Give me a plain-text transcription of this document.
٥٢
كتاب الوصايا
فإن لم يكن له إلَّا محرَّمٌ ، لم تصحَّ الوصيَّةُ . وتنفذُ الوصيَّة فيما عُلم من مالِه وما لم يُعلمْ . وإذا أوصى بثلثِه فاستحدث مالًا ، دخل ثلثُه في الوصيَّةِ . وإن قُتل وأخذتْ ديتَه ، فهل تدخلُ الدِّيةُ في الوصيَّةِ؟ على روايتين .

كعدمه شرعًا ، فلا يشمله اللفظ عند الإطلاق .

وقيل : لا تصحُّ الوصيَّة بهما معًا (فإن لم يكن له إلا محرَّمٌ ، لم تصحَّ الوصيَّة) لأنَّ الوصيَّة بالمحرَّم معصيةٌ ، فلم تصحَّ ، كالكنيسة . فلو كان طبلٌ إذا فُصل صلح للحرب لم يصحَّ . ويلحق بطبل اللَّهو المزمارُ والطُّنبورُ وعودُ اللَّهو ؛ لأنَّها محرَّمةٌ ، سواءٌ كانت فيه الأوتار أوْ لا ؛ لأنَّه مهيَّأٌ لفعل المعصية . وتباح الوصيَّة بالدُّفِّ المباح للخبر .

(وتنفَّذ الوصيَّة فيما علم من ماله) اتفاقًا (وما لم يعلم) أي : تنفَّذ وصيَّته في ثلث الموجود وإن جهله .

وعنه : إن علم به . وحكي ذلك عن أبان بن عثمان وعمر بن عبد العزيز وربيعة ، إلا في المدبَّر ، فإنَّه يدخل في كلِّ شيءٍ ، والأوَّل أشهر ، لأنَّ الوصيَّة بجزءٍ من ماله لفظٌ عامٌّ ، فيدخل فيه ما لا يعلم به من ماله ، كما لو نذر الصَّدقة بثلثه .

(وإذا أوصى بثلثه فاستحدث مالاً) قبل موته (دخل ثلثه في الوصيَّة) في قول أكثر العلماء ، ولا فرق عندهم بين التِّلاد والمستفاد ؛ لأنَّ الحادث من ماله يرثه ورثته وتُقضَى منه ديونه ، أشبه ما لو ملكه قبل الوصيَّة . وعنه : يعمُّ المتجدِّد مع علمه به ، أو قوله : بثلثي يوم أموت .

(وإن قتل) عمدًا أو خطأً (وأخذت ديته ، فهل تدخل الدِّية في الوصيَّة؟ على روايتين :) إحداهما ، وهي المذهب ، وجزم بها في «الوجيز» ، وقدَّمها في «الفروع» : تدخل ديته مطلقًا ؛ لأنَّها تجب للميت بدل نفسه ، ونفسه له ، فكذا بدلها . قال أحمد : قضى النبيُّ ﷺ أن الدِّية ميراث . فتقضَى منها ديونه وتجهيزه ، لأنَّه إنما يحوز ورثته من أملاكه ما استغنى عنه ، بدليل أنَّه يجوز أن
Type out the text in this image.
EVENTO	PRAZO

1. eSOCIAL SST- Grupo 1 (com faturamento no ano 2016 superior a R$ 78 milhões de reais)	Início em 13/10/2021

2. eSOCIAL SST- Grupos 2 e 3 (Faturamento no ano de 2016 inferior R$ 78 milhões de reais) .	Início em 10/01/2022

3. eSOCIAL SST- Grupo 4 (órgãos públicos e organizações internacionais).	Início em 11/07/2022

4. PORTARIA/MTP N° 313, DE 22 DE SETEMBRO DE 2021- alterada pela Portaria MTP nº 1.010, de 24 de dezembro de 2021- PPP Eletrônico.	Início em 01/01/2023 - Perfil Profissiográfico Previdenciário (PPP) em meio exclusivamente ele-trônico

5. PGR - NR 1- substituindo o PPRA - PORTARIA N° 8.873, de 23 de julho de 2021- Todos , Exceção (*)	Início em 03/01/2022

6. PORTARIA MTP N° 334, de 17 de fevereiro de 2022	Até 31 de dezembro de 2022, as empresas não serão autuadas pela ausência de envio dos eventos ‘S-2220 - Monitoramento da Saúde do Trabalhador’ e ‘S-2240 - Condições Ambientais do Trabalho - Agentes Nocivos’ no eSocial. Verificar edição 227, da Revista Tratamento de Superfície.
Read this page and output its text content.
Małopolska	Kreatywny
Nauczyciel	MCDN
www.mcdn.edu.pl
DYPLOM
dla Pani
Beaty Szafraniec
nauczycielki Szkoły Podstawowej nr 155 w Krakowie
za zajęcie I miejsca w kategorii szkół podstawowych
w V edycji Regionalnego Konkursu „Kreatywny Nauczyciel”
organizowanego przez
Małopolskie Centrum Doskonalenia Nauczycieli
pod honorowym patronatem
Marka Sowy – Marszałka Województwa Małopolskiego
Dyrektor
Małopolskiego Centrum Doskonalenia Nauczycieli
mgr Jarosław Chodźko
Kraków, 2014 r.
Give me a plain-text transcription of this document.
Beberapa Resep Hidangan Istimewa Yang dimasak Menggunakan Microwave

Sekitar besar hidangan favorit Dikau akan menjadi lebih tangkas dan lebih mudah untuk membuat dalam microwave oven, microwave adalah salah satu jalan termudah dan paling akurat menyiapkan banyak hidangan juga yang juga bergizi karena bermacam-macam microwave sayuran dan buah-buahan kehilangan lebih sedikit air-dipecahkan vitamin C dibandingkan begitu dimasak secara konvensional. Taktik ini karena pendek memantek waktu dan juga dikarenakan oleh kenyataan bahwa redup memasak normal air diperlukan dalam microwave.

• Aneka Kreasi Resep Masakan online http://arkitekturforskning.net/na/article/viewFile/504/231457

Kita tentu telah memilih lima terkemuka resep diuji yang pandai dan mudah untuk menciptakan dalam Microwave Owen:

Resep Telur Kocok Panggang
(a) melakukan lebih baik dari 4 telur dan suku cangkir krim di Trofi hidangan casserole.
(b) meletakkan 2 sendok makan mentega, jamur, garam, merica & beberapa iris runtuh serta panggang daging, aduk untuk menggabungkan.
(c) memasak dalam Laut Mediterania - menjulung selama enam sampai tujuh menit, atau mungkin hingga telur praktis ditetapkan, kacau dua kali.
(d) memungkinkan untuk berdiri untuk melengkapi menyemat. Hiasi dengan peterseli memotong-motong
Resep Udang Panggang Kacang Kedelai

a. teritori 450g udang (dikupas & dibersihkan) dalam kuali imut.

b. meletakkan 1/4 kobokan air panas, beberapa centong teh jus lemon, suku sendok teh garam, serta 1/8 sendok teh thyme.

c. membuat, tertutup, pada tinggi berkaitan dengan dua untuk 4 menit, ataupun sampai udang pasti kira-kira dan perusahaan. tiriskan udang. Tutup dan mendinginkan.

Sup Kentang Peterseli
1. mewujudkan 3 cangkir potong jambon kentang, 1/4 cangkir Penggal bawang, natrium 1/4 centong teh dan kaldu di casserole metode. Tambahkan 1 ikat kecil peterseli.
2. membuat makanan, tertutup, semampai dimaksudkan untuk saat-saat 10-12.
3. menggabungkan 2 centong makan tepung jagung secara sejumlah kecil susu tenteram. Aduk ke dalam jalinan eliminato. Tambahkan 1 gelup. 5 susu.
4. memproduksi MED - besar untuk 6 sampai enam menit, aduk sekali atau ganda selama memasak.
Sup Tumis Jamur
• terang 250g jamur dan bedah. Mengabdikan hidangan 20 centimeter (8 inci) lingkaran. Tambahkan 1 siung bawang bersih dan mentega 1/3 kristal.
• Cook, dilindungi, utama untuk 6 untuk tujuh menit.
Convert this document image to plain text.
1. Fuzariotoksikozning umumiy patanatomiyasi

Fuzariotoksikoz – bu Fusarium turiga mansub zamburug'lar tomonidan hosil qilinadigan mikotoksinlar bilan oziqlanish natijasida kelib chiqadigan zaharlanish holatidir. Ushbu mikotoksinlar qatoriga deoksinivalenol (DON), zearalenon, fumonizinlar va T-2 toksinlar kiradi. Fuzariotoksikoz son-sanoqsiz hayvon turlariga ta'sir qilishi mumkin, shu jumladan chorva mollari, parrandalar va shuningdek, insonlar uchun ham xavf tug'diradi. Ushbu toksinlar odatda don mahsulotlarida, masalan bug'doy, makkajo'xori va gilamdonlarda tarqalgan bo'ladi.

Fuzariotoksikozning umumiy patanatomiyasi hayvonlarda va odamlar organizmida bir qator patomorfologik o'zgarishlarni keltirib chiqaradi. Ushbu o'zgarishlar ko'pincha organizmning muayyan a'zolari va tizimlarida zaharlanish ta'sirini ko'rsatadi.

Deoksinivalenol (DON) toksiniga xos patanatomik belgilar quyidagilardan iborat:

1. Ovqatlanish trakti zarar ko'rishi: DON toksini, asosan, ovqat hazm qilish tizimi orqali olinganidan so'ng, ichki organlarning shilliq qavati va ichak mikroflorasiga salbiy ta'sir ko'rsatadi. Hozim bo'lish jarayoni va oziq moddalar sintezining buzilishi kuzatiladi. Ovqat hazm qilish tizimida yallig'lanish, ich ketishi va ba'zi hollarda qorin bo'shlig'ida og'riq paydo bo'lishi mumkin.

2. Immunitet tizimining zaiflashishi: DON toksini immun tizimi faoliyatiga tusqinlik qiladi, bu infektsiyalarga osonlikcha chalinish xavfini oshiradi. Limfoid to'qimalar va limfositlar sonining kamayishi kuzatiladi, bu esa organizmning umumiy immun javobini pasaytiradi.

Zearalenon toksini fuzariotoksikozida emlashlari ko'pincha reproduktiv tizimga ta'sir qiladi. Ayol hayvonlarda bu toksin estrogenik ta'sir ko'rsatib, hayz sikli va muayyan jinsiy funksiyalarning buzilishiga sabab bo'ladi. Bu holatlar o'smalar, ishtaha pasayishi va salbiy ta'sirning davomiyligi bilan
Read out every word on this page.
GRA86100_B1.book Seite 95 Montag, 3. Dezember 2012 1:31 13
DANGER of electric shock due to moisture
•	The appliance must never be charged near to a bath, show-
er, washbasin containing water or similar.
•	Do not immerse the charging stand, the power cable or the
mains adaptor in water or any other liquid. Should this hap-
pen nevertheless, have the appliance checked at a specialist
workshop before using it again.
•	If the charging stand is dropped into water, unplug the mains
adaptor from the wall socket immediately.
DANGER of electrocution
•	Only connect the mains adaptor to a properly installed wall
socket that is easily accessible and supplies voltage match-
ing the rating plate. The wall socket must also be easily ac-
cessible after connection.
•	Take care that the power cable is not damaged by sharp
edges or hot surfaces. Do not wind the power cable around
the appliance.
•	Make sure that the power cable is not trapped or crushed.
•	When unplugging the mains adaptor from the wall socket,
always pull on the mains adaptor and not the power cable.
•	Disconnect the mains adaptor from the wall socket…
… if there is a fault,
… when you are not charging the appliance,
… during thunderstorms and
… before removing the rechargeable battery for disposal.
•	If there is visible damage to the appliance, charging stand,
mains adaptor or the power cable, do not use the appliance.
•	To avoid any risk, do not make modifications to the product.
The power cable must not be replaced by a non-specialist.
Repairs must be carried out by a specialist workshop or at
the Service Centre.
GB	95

---+---

Tally how many lines of the records hold the word "salbiy". Answer with the number only.

__WRITTEN ANSWER__.
2